= Extracted records =
================

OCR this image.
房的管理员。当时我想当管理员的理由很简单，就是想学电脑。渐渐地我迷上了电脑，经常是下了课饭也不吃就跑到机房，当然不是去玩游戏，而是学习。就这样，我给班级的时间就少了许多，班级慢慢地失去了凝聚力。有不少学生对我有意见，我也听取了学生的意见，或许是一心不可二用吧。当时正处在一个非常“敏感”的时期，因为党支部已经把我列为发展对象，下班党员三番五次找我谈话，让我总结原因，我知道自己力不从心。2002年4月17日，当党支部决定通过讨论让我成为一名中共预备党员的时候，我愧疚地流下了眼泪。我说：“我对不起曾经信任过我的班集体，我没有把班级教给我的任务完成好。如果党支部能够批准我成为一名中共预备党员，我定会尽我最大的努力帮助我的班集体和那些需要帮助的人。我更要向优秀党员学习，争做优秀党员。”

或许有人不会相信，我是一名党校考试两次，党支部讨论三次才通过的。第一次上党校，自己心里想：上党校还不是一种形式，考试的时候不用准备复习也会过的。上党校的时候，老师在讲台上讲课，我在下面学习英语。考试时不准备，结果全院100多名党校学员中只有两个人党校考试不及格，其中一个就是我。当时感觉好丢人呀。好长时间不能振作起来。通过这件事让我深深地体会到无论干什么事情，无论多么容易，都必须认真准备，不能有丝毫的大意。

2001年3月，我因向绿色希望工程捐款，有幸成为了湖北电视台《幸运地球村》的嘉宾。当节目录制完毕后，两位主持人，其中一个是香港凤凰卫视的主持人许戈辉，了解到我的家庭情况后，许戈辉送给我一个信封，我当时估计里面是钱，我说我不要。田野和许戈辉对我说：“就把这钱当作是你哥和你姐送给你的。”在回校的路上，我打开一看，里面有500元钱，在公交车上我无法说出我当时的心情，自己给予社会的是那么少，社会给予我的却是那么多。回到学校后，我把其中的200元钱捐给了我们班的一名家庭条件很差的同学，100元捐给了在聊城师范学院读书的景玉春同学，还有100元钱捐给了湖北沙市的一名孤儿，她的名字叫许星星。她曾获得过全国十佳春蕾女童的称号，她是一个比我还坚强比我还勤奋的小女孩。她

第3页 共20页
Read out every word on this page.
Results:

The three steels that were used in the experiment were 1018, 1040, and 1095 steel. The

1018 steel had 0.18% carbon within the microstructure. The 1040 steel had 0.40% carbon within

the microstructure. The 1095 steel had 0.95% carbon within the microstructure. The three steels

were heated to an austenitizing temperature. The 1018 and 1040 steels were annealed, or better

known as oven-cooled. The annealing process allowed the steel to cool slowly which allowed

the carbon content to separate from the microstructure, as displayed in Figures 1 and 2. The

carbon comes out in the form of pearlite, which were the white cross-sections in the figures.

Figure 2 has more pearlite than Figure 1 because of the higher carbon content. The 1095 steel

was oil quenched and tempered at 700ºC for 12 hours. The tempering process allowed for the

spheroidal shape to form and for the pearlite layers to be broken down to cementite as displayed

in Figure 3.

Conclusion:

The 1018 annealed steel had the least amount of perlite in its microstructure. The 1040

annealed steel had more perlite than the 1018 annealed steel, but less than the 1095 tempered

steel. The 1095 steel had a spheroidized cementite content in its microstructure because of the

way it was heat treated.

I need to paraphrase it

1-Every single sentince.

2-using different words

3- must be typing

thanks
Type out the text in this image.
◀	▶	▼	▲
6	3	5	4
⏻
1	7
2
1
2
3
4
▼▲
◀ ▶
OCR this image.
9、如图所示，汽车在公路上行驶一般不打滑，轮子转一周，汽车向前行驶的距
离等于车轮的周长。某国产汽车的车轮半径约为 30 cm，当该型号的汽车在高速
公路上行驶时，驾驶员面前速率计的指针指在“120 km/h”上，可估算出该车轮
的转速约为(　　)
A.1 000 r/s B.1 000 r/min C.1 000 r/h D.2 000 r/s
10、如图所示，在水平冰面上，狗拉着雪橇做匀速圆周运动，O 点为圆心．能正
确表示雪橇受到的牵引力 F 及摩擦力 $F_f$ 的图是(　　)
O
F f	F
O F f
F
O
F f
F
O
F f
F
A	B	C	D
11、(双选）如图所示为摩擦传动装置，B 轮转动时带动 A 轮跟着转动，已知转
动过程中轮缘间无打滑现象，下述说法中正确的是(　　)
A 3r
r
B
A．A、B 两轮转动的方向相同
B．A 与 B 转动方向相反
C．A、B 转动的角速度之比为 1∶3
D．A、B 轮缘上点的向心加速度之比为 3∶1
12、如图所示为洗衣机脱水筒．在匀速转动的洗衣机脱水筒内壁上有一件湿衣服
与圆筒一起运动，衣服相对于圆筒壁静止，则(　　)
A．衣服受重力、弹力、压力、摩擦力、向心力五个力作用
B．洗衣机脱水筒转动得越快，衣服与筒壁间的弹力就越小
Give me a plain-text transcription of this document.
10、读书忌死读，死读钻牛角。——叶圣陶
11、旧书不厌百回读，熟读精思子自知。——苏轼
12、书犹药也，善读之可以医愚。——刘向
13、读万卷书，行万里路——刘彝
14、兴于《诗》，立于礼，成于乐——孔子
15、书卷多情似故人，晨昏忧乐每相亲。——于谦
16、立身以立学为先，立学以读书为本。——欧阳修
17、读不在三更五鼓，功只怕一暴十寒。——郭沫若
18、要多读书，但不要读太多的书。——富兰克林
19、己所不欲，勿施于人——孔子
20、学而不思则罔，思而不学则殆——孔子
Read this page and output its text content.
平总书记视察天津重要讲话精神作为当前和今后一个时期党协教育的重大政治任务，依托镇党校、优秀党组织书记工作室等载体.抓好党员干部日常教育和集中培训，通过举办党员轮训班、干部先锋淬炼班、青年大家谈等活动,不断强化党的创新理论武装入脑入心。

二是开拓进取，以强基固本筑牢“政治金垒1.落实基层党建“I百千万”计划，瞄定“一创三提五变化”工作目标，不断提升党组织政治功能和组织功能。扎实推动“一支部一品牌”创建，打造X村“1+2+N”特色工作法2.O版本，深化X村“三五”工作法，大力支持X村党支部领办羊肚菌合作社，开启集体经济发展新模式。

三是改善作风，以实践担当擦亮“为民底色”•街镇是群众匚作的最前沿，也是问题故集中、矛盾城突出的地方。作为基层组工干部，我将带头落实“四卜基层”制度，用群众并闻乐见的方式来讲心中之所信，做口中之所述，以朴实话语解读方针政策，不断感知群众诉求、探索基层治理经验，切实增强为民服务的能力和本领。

================

= TO DO =
Nothing may be left out: return each entry exactly as it reads.

= THE REPLY =
OCR this image.
房的管理员。当时我想当管理员的理由很简单，就是想学电脑。渐渐地我迷上了电脑，经常是下了课饭也不吃就跑到机房，当然不是去玩游戏，而是学习。就这样，我给班级的时间就少了许多，班级慢慢地失去了凝聚力。有不少学生对我有意见，我也听取了学生的意见，或许是一心不可二用吧。当时正处在一个非常“敏感”的时期，因为党支部已经把我列为发展对象，下班党员三番五次找我谈话，让我总结原因，我知道自己力不从心。2002年4月17日，当党支部决定通过讨论让我成为一名中共预备党员的时候，我愧疚地流下了眼泪。我说：“我对不起曾经信任过我的班集体，我没有把班级教给我的任务完成好。如果党支部能够批准我成为一名中共预备党员，我定会尽我最大的努力帮助我的班集体和那些需要帮助的人。我更要向优秀党员学习，争做优秀党员。”

或许有人不会相信，我是一名党校考试两次，党支部讨论三次才通过的。第一次上党校，自己心里想：上党校还不是一种形式，考试的时候不用准备复习也会过的。上党校的时候，老师在讲台上讲课，我在下面学习英语。考试时不准备，结果全院100多名党校学员中只有两个人党校考试不及格，其中一个就是我。当时感觉好丢人呀。好长时间不能振作起来。通过这件事让我深深地体会到无论干什么事情，无论多么容易，都必须认真准备，不能有丝毫的大意。

2001年3月，我因向绿色希望工程捐款，有幸成为了湖北电视台《幸运地球村》的嘉宾。当节目录制完毕后，两位主持人，其中一个是香港凤凰卫视的主持人许戈辉，了解到我的家庭情况后，许戈辉送给我一个信封，我当时估计里面是钱，我说我不要。田野和许戈辉对我说：“就把这钱当作是你哥和你姐送给你的。”在回校的路上，我打开一看，里面有500元钱，在公交车上我无法说出我当时的心情，自己给予社会的是那么少，社会给予我的却是那么多。回到学校后，我把其中的200元钱捐给了我们班的一名家庭条件很差的同学，100元捐给了在聊城师范学院读书的景玉春同学，还有100元钱捐给了湖北沙市的一名孤儿，她的名字叫许星星。她曾获得过全国十佳春蕾女童的称号，她是一个比我还坚强比我还勤奋的小女孩。她

第3页 共20页
Read out every word on this page.
Results:

The three steels that were used in the experiment were 1018, 1040, and 1095 steel. The

1018 steel had 0.18% carbon within the microstructure. The 1040 steel had 0.40% carbon within

the microstructure. The 1095 steel had 0.95% carbon within the microstructure. The three steels

were heated to an austenitizing temperature. The 1018 and 1040 steels were annealed, or better

known as oven-cooled. The annealing process allowed the steel to cool slowly which allowed

the carbon content to separate from the microstructure, as displayed in Figures 1 and 2. The

carbon comes out in the form of pearlite, which were the white cross-sections in the figures.

Figure 2 has more pearlite than Figure 1 because of the higher carbon content. The 1095 steel

was oil quenched and tempered at 700ºC for 12 hours. The tempering process allowed for the

spheroidal shape to form and for the pearlite layers to be broken down to cementite as displayed

in Figure 3.

Conclusion:

The 1018 annealed steel had the least amount of perlite in its microstructure. The 1040

annealed steel had more perlite than the 1018 annealed steel, but less than the 1095 tempered

steel. The 1095 steel had a spheroidized cementite content in its microstructure because of the

way it was heat treated.

I need to paraphrase it

1-Every single sentince.

2-using different words

3- must be typing

thanks
Type out the text in this image.
◀	▶	▼	▲
6	3	5	4
⏻
1	7
2
1
2
3
4
▼▲
◀ ▶
OCR this image.
9、如图所示，汽车在公路上行驶一般不打滑，轮子转一周，汽车向前行驶的距
离等于车轮的周长。某国产汽车的车轮半径约为 30 cm，当该型号的汽车在高速
公路上行驶时，驾驶员面前速率计的指针指在“120 km/h”上，可估算出该车轮
的转速约为(　　)
A.1 000 r/s B.1 000 r/min C.1 000 r/h D.2 000 r/s
10、如图所示，在水平冰面上，狗拉着雪橇做匀速圆周运动，O 点为圆心．能正
确表示雪橇受到的牵引力 F 及摩擦力 $F_f$ 的图是(　　)
O
F f	F
O F f
F
O
F f
F
O
F f
F
A	B	C	D
11、(双选）如图所示为摩擦传动装置，B 轮转动时带动 A 轮跟着转动，已知转
动过程中轮缘间无打滑现象，下述说法中正确的是(　　)
A 3r
r
B
A．A、B 两轮转动的方向相同
B．A 与 B 转动方向相反
C．A、B 转动的角速度之比为 1∶3
D．A、B 轮缘上点的向心加速度之比为 3∶1
12、如图所示为洗衣机脱水筒．在匀速转动的洗衣机脱水筒内壁上有一件湿衣服
与圆筒一起运动，衣服相对于圆筒壁静止，则(　　)
A．衣服受重力、弹力、压力、摩擦力、向心力五个力作用
B．洗衣机脱水筒转动得越快，衣服与筒壁间的弹力就越小
Give me a plain-text transcription of this document.
10、读书忌死读，死读钻牛角。——叶圣陶
11、旧书不厌百回读，熟读精思子自知。——苏轼
12、书犹药也，善读之可以医愚。——刘向
13、读万卷书，行万里路——刘彝
14、兴于《诗》，立于礼，成于乐——孔子
15、书卷多情似故人，晨昏忧乐每相亲。——于谦
16、立身以立学为先，立学以读书为本。——欧阳修
17、读不在三更五鼓，功只怕一暴十寒。——郭沫若
18、要多读书，但不要读太多的书。——富兰克林
19、己所不欲，勿施于人——孔子
20、学而不思则罔，思而不学则殆——孔子
Read this page and output its text content.
平总书记视察天津重要讲话精神作为当前和今后一个时期党协教育的重大政治任务，依托镇党校、优秀党组织书记工作室等载体.抓好党员干部日常教育和集中培训，通过举办党员轮训班、干部先锋淬炼班、青年大家谈等活动,不断强化党的创新理论武装入脑入心。

二是开拓进取，以强基固本筑牢“政治金垒1.落实基层党建“I百千万”计划，瞄定“一创三提五变化”工作目标，不断提升党组织政治功能和组织功能。扎实推动“一支部一品牌”创建，打造X村“1+2+N”特色工作法2.O版本，深化X村“三五”工作法，大力支持X村党支部领办羊肚菌合作社，开启集体经济发展新模式。

三是改善作风，以实践担当擦亮“为民底色”•街镇是群众匚作的最前沿，也是问题故集中、矛盾城突出的地方。作为基层组工干部，我将带头落实“四卜基层”制度，用群众并闻乐见的方式来讲心中之所信，做口中之所述，以朴实话语解读方针政策，不断感知群众诉求、探索基层治理经验，切实增强为民服务的能力和本领。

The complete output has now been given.